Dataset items
┄┄┄┄┄┄┄┄┄┄
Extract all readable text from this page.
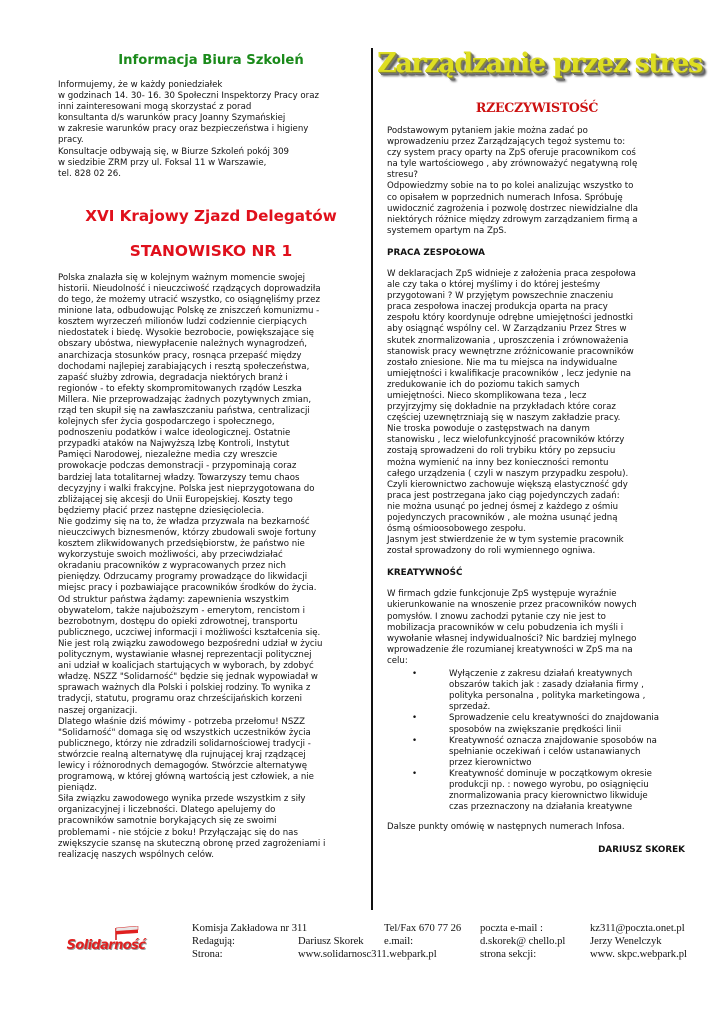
Informacja Biura Szkoleń
Informujemy, że w każdy poniedziałek
w godzinach 14. 30- 16. 30 Społeczni Inspektorzy Pracy oraz
inni zainteresowani mogą skorzystać z porad
konsultanta d/s warunków pracy Joanny Szymańskiej
w zakresie warunków pracy oraz bezpieczeństwa i higieny
pracy.
Konsultacje odbywają się, w Biurze Szkoleń pokój 309
w siedzibie ZRM przy ul. Foksal 11 w Warszawie,
tel. 828 02 26.
XVI Krajowy Zjazd Delegatów
STANOWISKO NR 1
Polska znalazła się w kolejnym ważnym momencie swojej
historii. Nieudolność i nieuczciwość rządzących doprowadziła
do tego, że możemy utracić wszystko, co osiągnęliśmy przez
minione lata, odbudowując Polskę ze zniszczeń komunizmu -
kosztem wyrzeczeń milionów ludzi codziennie cierpiących
niedostatek i biedę. Wysokie bezrobocie, powiększające się
obszary ubóstwa, niewypłacenie należnych wynagrodzeń,
anarchizacja stosunków pracy, rosnąca przepaść między
dochodami najlepiej zarabiających i resztą społeczeństwa,
zapaść służby zdrowia, degradacja niektórych branż i
regionów - to efekty skompromitowanych rządów Leszka
Millera. Nie przeprowadzając żadnych pozytywnych zmian,
rząd ten skupił się na zawłaszczaniu państwa, centralizacji
kolejnych sfer życia gospodarczego i społecznego,
podnoszeniu podatków i walce ideologicznej. Ostatnie
przypadki ataków na Najwyższą Izbę Kontroli, Instytut
Pamięci Narodowej, niezależne media czy wreszcie
prowokacje podczas demonstracji - przypominają coraz
bardziej lata totalitarnej władzy. Towarzyszy temu chaos
decyzyjny i walki frakcyjne. Polska jest nieprzygotowana do
zbliżającej się akcesji do Unii Europejskiej. Koszty tego
będziemy płacić przez następne dziesięciolecia.
Nie godzimy się na to, że władza przyzwala na bezkarność
nieuczciwych biznesmenów, którzy zbudowali swoje fortuny
kosztem zlikwidowanych przedsiębiorstw, że państwo nie
wykorzystuje swoich możliwości, aby przeciwdziałać
okradaniu pracowników z wypracowanych przez nich
pieniędzy. Odrzucamy programy prowadzące do likwidacji
miejsc pracy i pozbawiające pracowników środków do życia.
Od struktur państwa żądamy: zapewnienia wszystkim
obywatelom, także najuboższym - emerytom, rencistom i
bezrobotnym, dostępu do opieki zdrowotnej, transportu
publicznego, uczciwej informacji i możliwości kształcenia się.
Nie jest rolą związku zawodowego bezpośredni udział w życiu
politycznym, wystawianie własnej reprezentacji politycznej
ani udział w koalicjach startujących w wyborach, by zdobyć
władzę. NSZZ "Solidarność" będzie się jednak wypowiadał w
sprawach ważnych dla Polski i polskiej rodziny. To wynika z
tradycji, statutu, programu oraz chrześcijańskich korzeni
naszej organizacji.
Dlatego właśnie dziś mówimy - potrzeba przełomu! NSZZ
"Solidarność" domaga się od wszystkich uczestników życia
publicznego, którzy nie zdradzili solidarnościowej tradycji -
stwórzcie realną alternatywę dla rujnującej kraj rządzącej
lewicy i różnorodnych demagogów. Stwórzcie alternatywę
programową, w której główną wartością jest człowiek, a nie
pieniądz.
Siła związku zawodowego wynika przede wszystkim z siły
organizacyjnej i liczebności. Dlatego apelujemy do
pracowników samotnie borykających się ze swoimi
problemami - nie stójcie z boku! Przyłączając się do nas
zwiększycie szansę na skuteczną obronę przed zagrożeniami i
realizację naszych wspólnych celów.
Zarządzanie przez stres
RZECZYWISTOŚĆ
Podstawowym pytaniem jakie można zadać po
wprowadzeniu przez Zarządzających tegoż systemu to:
czy system pracy oparty na ZpS oferuje pracownikom coś
na tyle wartościowego , aby zrównoważyć negatywną rolę
stresu?
Odpowiedzmy sobie na to po kolei analizując wszystko to
co opisałem w poprzednich numerach Infosa. Spróbuję
uwidocznić zagrożenia i pozwolę dostrzec niewidzialne dla
niektórych różnice między zdrowym zarządzaniem firmą a
systemem opartym na ZpS.
PRACA ZESPOŁOWA
W deklaracjach ZpS widnieje z założenia praca zespołowa
ale czy taka o której myślimy i do której jesteśmy
przygotowani ? W przyjętym powszechnie znaczeniu
praca zespołowa inaczej produkcja oparta na pracy
zespołu który koordynuje odrębne umiejętności jednostki
aby osiągnąć wspólny cel. W Zarządzaniu Przez Stres w
skutek znormalizowania , uproszczenia i zrównoważenia
stanowisk pracy wewnętrzne zróżnicowanie pracowników
zostało zniesione. Nie ma tu miejsca na indywidualne
umiejętności i kwalifikacje pracowników , lecz jedynie na
zredukowanie ich do poziomu takich samych
umiejętności. Nieco skomplikowana teza , lecz
przyjrzyjmy się dokładnie na przykładach które coraz
częściej uzewnętrzniają się w naszym zakładzie pracy.
Nie troska powoduje o zastępstwach na danym
stanowisku , lecz wielofunkcyjność pracowników którzy
zostają sprowadzeni do roli trybiku który po zepsuciu
można wymienić na inny bez konieczności remontu
całego urządzenia ( czyli w naszym przypadku zespołu).
Czyli kierownictwo zachowuje większą elastyczność gdy
praca jest postrzegana jako ciąg pojedynczych zadań:
nie można usunąć po jednej ósmej z każdego z ośmiu
pojedynczych pracowników , ale można usunąć jedną
ósmą ośmioosobowego zespołu.
Jasnym jest stwierdzenie że w tym systemie pracownik
został sprowadzony do roli wymiennego ogniwa.
KREATYWNOŚĆ
W firmach gdzie funkcjonuje ZpS występuje wyraźnie
ukierunkowanie na wnoszenie przez pracowników nowych
pomysłów. I znowu zachodzi pytanie czy nie jest to
mobilizacja pracowników w celu pobudzenia ich myśli i
wywołanie własnej indywidualności? Nic bardziej mylnego
wprowadzenie źle rozumianej kreatywności w ZpS ma na
celu:
•	Wyłączenie z zakresu działań kreatywnych
obszarów takich jak : zasady działania firmy ,
polityka personalna , polityka marketingowa ,
sprzedaż.
•	Sprowadzenie celu kreatywności do znajdowania
sposobów na zwiększanie prędkości linii
•	Kreatywność oznacza znajdowanie sposobów na
spełnianie oczekiwań i celów ustanawianych
przez kierownictwo
•	Kreatywność dominuje w początkowym okresie
produkcji np. : nowego wyrobu, po osiągnięciu
znormalizowania pracy kierownictwo likwiduje
czas przeznaczony na działania kreatywne
Dalsze punkty omówię w następnych numerach Infosa.
DARIUSZ SKOREK
Solidarność
Komisja Zakładowa nr 311	Tel/Fax 670 77 26	poczta e-mail :	kz311@poczta.onet.pl
Redagują:	Dariusz Skorek	e.mail:	d.skorek@ chello.pl	Jerzy Wenelczyk
Strona:	www.solidarnosc311.webpark.pl	strona sekcji:	www. skpc.webpark.pl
┄┄┄┄┄┄┄┄┄┄
# WORK TO DO:
Return all the entries word for word, but omit any pictures they contain.

# REPLY TO THE TASK:
Extract all readable text from this page.
Informacja Biura Szkoleń
Informujemy, że w każdy poniedziałek
w godzinach 14. 30- 16. 30 Społeczni Inspektorzy Pracy oraz
inni zainteresowani mogą skorzystać z porad
konsultanta d/s warunków pracy Joanny Szymańskiej
w zakresie warunków pracy oraz bezpieczeństwa i higieny
pracy.
Konsultacje odbywają się, w Biurze Szkoleń pokój 309
w siedzibie ZRM przy ul. Foksal 11 w Warszawie,
tel. 828 02 26.
XVI Krajowy Zjazd Delegatów
STANOWISKO NR 1
Polska znalazła się w kolejnym ważnym momencie swojej
historii. Nieudolność i nieuczciwość rządzących doprowadziła
do tego, że możemy utracić wszystko, co osiągnęliśmy przez
minione lata, odbudowując Polskę ze zniszczeń komunizmu -
kosztem wyrzeczeń milionów ludzi codziennie cierpiących
niedostatek i biedę. Wysokie bezrobocie, powiększające się
obszary ubóstwa, niewypłacenie należnych wynagrodzeń,
anarchizacja stosunków pracy, rosnąca przepaść między
dochodami najlepiej zarabiających i resztą społeczeństwa,
zapaść służby zdrowia, degradacja niektórych branż i
regionów - to efekty skompromitowanych rządów Leszka
Millera. Nie przeprowadzając żadnych pozytywnych zmian,
rząd ten skupił się na zawłaszczaniu państwa, centralizacji
kolejnych sfer życia gospodarczego i społecznego,
podnoszeniu podatków i walce ideologicznej. Ostatnie
przypadki ataków na Najwyższą Izbę Kontroli, Instytut
Pamięci Narodowej, niezależne media czy wreszcie
prowokacje podczas demonstracji - przypominają coraz
bardziej lata totalitarnej władzy. Towarzyszy temu chaos
decyzyjny i walki frakcyjne. Polska jest nieprzygotowana do
zbliżającej się akcesji do Unii Europejskiej. Koszty tego
będziemy płacić przez następne dziesięciolecia.
Nie godzimy się na to, że władza przyzwala na bezkarność
nieuczciwych biznesmenów, którzy zbudowali swoje fortuny
kosztem zlikwidowanych przedsiębiorstw, że państwo nie
wykorzystuje swoich możliwości, aby przeciwdziałać
okradaniu pracowników z wypracowanych przez nich
pieniędzy. Odrzucamy programy prowadzące do likwidacji
miejsc pracy i pozbawiające pracowników środków do życia.
Od struktur państwa żądamy: zapewnienia wszystkim
obywatelom, także najuboższym - emerytom, rencistom i
bezrobotnym, dostępu do opieki zdrowotnej, transportu
publicznego, uczciwej informacji i możliwości kształcenia się.
Nie jest rolą związku zawodowego bezpośredni udział w życiu
politycznym, wystawianie własnej reprezentacji politycznej
ani udział w koalicjach startujących w wyborach, by zdobyć
władzę. NSZZ "Solidarność" będzie się jednak wypowiadał w
sprawach ważnych dla Polski i polskiej rodziny. To wynika z
tradycji, statutu, programu oraz chrześcijańskich korzeni
naszej organizacji.
Dlatego właśnie dziś mówimy - potrzeba przełomu! NSZZ
"Solidarność" domaga się od wszystkich uczestników życia
publicznego, którzy nie zdradzili solidarnościowej tradycji -
stwórzcie realną alternatywę dla rujnującej kraj rządzącej
lewicy i różnorodnych demagogów. Stwórzcie alternatywę
programową, w której główną wartością jest człowiek, a nie
pieniądz.
Siła związku zawodowego wynika przede wszystkim z siły
organizacyjnej i liczebności. Dlatego apelujemy do
pracowników samotnie borykających się ze swoimi
problemami - nie stójcie z boku! Przyłączając się do nas
zwiększycie szansę na skuteczną obronę przed zagrożeniami i
realizację naszych wspólnych celów.
Zarządzanie przez stres
RZECZYWISTOŚĆ
Podstawowym pytaniem jakie można zadać po
wprowadzeniu przez Zarządzających tegoż systemu to:
czy system pracy oparty na ZpS oferuje pracownikom coś
na tyle wartościowego , aby zrównoważyć negatywną rolę
stresu?
Odpowiedzmy sobie na to po kolei analizując wszystko to
co opisałem w poprzednich numerach Infosa. Spróbuję
uwidocznić zagrożenia i pozwolę dostrzec niewidzialne dla
niektórych różnice między zdrowym zarządzaniem firmą a
systemem opartym na ZpS.
PRACA ZESPOŁOWA
W deklaracjach ZpS widnieje z założenia praca zespołowa
ale czy taka o której myślimy i do której jesteśmy
przygotowani ? W przyjętym powszechnie znaczeniu
praca zespołowa inaczej produkcja oparta na pracy
zespołu który koordynuje odrębne umiejętności jednostki
aby osiągnąć wspólny cel. W Zarządzaniu Przez Stres w
skutek znormalizowania , uproszczenia i zrównoważenia
stanowisk pracy wewnętrzne zróżnicowanie pracowników
zostało zniesione. Nie ma tu miejsca na indywidualne
umiejętności i kwalifikacje pracowników , lecz jedynie na
zredukowanie ich do poziomu takich samych
umiejętności. Nieco skomplikowana teza , lecz
przyjrzyjmy się dokładnie na przykładach które coraz
częściej uzewnętrzniają się w naszym zakładzie pracy.
Nie troska powoduje o zastępstwach na danym
stanowisku , lecz wielofunkcyjność pracowników którzy
zostają sprowadzeni do roli trybiku który po zepsuciu
można wymienić na inny bez konieczności remontu
całego urządzenia ( czyli w naszym przypadku zespołu).
Czyli kierownictwo zachowuje większą elastyczność gdy
praca jest postrzegana jako ciąg pojedynczych zadań:
nie można usunąć po jednej ósmej z każdego z ośmiu
pojedynczych pracowników , ale można usunąć jedną
ósmą ośmioosobowego zespołu.
Jasnym jest stwierdzenie że w tym systemie pracownik
został sprowadzony do roli wymiennego ogniwa.
KREATYWNOŚĆ
W firmach gdzie funkcjonuje ZpS występuje wyraźnie
ukierunkowanie na wnoszenie przez pracowników nowych
pomysłów. I znowu zachodzi pytanie czy nie jest to
mobilizacja pracowników w celu pobudzenia ich myśli i
wywołanie własnej indywidualności? Nic bardziej mylnego
wprowadzenie źle rozumianej kreatywności w ZpS ma na
celu:
•	Wyłączenie z zakresu działań kreatywnych
obszarów takich jak : zasady działania firmy ,
polityka personalna , polityka marketingowa ,
sprzedaż.
•	Sprowadzenie celu kreatywności do znajdowania
sposobów na zwiększanie prędkości linii
•	Kreatywność oznacza znajdowanie sposobów na
spełnianie oczekiwań i celów ustanawianych
przez kierownictwo
•	Kreatywność dominuje w początkowym okresie
produkcji np. : nowego wyrobu, po osiągnięciu
znormalizowania pracy kierownictwo likwiduje
czas przeznaczony na działania kreatywne
Dalsze punkty omówię w następnych numerach Infosa.
DARIUSZ SKOREK
Solidarność
Komisja Zakładowa nr 311	Tel/Fax 670 77 26	poczta e-mail :	kz311@poczta.onet.pl
Redagują:	Dariusz Skorek	e.mail:	d.skorek@ chello.pl	Jerzy Wenelczyk
Strona:	www.solidarnosc311.webpark.pl	strona sekcji:	www. skpc.webpark.pl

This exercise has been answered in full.